● WHAT THIS TASK INVOLVES:
Exactly reproduce the lines from the one holding "Convert this document image to plain text." through the final line of the listing below, with both ends included and nothing else.

[Stored records]
=======

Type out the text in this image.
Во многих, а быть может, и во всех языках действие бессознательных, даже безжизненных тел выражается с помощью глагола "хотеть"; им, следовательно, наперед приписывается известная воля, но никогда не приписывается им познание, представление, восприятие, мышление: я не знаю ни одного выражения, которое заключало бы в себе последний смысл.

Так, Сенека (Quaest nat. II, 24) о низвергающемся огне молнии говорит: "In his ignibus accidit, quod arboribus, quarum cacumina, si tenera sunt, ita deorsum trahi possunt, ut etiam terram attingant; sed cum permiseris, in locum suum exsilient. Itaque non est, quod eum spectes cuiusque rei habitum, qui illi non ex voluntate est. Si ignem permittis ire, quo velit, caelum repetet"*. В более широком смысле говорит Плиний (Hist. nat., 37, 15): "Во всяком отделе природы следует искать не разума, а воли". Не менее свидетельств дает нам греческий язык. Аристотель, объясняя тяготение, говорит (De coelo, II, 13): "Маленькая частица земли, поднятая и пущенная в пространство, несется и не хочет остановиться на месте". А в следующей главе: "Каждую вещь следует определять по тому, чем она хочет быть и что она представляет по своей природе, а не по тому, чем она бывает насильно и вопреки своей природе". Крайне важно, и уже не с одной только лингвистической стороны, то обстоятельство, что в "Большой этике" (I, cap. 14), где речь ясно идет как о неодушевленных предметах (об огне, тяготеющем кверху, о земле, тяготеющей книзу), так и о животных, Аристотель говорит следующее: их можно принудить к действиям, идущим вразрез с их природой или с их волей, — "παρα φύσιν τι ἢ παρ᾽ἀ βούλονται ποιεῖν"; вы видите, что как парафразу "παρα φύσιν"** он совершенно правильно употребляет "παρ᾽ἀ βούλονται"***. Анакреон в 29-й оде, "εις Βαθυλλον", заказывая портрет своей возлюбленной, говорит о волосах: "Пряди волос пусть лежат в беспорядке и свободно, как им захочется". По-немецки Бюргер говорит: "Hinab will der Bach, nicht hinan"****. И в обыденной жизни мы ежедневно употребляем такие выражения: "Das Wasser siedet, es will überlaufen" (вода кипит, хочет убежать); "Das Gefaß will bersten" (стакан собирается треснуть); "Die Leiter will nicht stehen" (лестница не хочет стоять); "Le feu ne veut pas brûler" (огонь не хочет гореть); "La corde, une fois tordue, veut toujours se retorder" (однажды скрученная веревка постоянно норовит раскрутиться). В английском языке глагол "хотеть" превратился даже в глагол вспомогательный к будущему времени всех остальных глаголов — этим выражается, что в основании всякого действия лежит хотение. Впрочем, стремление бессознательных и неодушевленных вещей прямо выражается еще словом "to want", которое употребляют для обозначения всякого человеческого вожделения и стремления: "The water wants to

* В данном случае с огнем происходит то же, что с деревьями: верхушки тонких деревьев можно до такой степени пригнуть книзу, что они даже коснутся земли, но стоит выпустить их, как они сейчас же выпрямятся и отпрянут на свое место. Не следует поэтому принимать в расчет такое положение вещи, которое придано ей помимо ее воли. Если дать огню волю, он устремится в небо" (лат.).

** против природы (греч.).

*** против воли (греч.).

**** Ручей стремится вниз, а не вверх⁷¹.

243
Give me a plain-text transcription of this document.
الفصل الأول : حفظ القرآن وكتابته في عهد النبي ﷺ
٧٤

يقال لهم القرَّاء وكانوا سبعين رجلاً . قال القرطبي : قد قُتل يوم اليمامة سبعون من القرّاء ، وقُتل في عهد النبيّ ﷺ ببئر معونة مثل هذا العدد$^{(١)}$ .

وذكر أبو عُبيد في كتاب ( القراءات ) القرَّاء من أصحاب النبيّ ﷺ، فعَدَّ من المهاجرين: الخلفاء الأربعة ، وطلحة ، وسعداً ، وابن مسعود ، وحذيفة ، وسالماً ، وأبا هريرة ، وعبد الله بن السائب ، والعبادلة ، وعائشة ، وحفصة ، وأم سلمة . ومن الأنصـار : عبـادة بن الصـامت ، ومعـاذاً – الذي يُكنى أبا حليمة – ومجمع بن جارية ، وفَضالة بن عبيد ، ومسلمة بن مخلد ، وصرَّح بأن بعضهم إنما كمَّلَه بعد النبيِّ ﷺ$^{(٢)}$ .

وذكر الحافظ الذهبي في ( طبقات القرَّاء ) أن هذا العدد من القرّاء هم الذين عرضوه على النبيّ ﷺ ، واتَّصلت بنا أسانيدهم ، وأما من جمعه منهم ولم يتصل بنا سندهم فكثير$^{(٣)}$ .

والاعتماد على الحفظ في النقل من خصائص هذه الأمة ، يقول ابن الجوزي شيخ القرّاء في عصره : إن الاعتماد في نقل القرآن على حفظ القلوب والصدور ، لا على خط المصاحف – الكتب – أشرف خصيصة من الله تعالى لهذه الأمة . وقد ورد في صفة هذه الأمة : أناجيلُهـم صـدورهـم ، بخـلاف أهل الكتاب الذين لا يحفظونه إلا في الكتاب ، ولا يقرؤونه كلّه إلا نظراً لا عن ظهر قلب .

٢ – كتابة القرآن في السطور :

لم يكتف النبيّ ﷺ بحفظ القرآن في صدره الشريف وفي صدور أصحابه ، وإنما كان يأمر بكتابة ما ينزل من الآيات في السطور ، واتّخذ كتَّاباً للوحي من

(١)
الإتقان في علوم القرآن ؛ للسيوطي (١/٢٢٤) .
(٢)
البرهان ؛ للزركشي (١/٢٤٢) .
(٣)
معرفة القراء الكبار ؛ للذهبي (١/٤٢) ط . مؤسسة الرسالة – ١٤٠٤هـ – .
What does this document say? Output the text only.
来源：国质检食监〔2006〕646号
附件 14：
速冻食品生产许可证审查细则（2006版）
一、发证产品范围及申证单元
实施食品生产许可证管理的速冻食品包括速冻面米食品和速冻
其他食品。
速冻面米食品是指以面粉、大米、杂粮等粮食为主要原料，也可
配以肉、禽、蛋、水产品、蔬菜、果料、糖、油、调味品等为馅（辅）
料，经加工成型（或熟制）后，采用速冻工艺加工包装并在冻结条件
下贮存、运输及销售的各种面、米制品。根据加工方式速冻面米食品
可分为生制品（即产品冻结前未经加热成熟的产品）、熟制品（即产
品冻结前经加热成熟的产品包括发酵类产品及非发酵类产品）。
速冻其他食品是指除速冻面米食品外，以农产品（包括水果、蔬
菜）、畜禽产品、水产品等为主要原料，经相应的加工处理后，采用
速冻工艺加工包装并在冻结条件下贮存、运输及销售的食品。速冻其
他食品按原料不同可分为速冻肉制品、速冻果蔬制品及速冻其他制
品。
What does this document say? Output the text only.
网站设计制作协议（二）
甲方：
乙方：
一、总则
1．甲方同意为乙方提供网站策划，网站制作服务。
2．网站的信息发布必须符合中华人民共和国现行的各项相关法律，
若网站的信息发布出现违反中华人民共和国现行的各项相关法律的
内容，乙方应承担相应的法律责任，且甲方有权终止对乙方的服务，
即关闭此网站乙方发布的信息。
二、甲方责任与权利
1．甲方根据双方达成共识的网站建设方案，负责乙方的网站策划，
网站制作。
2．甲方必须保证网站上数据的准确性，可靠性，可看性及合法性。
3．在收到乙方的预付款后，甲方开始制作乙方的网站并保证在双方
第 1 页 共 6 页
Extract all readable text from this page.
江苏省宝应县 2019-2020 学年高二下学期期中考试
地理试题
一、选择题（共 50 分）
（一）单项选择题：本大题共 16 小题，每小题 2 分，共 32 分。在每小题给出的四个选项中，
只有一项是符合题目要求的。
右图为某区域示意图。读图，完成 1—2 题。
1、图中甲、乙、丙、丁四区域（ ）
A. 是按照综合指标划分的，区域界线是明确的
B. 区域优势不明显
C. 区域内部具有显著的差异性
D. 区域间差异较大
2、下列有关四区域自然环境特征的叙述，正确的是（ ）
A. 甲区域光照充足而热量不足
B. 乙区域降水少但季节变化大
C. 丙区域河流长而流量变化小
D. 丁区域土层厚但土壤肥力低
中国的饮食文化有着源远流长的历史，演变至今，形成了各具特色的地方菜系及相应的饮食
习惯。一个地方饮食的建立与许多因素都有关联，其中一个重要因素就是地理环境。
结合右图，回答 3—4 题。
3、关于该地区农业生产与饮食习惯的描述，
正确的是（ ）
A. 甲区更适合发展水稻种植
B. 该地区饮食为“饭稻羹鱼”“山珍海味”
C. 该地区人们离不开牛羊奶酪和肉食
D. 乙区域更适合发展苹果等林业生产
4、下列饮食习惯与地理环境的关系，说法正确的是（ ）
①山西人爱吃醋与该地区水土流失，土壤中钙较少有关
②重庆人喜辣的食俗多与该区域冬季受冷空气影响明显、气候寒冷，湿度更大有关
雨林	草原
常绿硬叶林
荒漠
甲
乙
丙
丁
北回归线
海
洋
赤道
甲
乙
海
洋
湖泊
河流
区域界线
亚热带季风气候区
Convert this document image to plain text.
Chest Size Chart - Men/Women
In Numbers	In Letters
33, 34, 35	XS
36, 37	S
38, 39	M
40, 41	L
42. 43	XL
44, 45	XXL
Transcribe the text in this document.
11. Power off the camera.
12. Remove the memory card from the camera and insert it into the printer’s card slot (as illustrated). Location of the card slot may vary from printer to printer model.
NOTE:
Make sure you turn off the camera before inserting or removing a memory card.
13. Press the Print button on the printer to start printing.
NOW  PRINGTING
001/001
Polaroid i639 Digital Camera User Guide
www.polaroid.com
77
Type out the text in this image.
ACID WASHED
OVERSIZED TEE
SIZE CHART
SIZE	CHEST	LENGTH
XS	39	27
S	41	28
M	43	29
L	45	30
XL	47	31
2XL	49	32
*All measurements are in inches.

=======

● REPLY:
Convert this document image to plain text.
Chest Size Chart - Men/Women
In Numbers	In Letters
33, 34, 35	XS
36, 37	S
38, 39	M
40, 41	L
42. 43	XL
44, 45	XXL
Transcribe the text in this document.
11. Power off the camera.
12. Remove the memory card from the camera and insert it into the printer’s card slot (as illustrated). Location of the card slot may vary from printer to printer model.
NOTE:
Make sure you turn off the camera before inserting or removing a memory card.
13. Press the Print button on the printer to start printing.
NOW  PRINGTING
001/001
Polaroid i639 Digital Camera User Guide
www.polaroid.com
77
Type out the text in this image.
ACID WASHED
OVERSIZED TEE
SIZE CHART
SIZE	CHEST	LENGTH
XS	39	27
S	41	28
M	43	29
L	45	30
XL	47	31
2XL	49	32
*All measurements are in inches.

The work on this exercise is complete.